Given task: Which lines contain the word "Developments"? Return each of them as written.

Information provided:
++++++++
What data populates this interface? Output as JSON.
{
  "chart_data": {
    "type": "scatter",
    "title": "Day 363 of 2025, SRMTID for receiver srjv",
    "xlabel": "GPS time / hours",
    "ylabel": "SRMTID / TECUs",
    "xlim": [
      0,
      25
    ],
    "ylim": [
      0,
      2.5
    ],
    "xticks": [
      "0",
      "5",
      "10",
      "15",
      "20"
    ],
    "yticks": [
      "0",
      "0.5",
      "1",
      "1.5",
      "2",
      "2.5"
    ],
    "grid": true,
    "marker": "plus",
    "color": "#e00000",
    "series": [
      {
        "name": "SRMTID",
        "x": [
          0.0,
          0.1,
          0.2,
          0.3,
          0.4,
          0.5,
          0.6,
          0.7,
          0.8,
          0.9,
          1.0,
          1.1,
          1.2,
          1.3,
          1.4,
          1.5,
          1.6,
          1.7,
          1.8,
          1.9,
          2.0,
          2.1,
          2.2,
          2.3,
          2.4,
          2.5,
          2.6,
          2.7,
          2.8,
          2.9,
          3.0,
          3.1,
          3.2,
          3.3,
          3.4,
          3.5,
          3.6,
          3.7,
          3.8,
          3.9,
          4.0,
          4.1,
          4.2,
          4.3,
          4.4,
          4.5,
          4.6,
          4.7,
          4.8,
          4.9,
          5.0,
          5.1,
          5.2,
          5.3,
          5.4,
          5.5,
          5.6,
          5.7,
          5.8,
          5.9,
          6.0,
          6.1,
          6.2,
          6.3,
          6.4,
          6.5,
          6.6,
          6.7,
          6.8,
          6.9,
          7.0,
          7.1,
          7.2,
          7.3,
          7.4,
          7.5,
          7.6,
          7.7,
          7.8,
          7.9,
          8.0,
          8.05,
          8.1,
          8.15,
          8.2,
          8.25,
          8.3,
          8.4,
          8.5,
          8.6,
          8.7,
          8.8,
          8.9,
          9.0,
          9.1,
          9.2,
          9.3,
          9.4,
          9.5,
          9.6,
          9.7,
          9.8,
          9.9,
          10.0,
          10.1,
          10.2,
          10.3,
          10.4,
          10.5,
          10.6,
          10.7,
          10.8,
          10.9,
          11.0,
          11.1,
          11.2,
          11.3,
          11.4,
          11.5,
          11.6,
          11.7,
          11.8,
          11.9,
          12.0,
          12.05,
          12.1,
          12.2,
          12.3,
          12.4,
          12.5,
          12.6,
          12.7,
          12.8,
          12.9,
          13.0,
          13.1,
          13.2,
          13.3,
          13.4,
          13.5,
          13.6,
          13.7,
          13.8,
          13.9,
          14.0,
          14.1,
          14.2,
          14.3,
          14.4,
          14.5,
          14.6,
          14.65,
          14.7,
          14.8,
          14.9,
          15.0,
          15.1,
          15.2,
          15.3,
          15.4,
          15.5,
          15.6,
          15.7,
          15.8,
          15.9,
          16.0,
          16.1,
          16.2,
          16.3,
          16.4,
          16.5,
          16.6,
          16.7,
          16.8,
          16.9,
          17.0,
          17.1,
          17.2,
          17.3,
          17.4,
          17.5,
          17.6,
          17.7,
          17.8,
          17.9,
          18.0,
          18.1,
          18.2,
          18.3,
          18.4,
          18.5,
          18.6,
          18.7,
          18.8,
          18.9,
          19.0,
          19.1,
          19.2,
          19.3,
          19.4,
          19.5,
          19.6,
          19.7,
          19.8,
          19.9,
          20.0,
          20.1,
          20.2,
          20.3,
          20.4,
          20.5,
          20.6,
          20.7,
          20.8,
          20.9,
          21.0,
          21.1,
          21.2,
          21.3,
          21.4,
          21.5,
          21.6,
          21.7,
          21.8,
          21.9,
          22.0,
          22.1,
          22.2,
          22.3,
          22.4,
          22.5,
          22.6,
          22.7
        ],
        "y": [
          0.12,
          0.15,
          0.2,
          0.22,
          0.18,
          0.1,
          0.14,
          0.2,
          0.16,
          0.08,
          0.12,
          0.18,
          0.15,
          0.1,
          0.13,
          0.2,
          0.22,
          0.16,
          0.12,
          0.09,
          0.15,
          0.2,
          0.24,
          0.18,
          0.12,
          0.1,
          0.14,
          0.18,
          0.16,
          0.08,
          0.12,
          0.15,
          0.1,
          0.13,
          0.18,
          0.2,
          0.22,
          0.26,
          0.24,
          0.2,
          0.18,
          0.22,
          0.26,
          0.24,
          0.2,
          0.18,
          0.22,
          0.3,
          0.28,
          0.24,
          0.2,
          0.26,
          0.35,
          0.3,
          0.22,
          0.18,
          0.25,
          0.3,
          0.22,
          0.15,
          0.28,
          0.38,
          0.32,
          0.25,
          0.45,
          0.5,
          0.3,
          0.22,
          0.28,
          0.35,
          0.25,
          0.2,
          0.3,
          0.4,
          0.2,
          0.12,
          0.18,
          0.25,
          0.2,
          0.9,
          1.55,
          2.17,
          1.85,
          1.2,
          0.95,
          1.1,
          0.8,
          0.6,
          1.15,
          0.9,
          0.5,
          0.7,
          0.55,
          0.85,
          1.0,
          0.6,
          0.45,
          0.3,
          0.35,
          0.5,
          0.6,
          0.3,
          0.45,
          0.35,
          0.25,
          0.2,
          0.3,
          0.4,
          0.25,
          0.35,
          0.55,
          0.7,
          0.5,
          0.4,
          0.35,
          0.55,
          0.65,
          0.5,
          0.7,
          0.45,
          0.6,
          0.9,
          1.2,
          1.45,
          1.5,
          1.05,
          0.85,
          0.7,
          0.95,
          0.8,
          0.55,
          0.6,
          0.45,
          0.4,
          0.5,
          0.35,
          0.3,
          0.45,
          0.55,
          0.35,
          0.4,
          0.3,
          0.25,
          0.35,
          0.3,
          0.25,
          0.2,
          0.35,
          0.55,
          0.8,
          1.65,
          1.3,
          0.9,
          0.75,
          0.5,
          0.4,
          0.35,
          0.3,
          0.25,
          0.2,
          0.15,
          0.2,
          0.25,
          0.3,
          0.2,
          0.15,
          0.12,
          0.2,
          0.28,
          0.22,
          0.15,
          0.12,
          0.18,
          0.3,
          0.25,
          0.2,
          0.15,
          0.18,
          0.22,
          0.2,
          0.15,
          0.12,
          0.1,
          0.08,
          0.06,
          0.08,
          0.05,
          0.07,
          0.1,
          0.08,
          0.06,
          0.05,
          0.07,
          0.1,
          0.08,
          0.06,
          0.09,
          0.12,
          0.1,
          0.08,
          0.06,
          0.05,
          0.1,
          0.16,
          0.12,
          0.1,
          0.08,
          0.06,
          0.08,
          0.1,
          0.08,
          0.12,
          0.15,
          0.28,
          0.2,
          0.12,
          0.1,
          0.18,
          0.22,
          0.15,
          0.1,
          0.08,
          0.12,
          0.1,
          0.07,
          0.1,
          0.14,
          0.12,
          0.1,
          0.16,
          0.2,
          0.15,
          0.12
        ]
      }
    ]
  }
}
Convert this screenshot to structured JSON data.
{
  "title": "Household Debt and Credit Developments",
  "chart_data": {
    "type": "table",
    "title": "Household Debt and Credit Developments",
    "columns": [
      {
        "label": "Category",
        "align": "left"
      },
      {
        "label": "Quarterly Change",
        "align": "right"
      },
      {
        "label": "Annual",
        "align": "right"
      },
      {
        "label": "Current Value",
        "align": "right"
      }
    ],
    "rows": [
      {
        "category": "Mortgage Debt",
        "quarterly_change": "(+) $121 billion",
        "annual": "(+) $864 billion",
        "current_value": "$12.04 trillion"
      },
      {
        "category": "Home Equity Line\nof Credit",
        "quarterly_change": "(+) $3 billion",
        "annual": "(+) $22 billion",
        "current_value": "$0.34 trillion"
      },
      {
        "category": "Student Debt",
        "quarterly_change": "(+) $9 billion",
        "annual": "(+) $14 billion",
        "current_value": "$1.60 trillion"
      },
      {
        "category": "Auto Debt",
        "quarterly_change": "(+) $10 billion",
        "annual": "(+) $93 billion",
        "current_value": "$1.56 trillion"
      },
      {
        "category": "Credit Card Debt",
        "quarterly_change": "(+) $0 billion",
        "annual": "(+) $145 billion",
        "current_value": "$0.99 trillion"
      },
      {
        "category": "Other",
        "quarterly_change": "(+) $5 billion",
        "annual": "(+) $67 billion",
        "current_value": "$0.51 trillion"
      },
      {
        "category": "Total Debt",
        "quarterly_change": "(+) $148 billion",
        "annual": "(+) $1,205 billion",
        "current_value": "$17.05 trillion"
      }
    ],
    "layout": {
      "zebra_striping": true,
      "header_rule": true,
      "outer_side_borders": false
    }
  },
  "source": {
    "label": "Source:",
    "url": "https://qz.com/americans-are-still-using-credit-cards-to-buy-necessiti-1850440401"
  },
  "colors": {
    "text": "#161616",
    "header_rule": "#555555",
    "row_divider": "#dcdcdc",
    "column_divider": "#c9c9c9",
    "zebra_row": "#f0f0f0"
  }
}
++++++++
The completed task:
  "title": "Household Debt and Credit Developments",
    "title": "Household Debt and Credit Developments",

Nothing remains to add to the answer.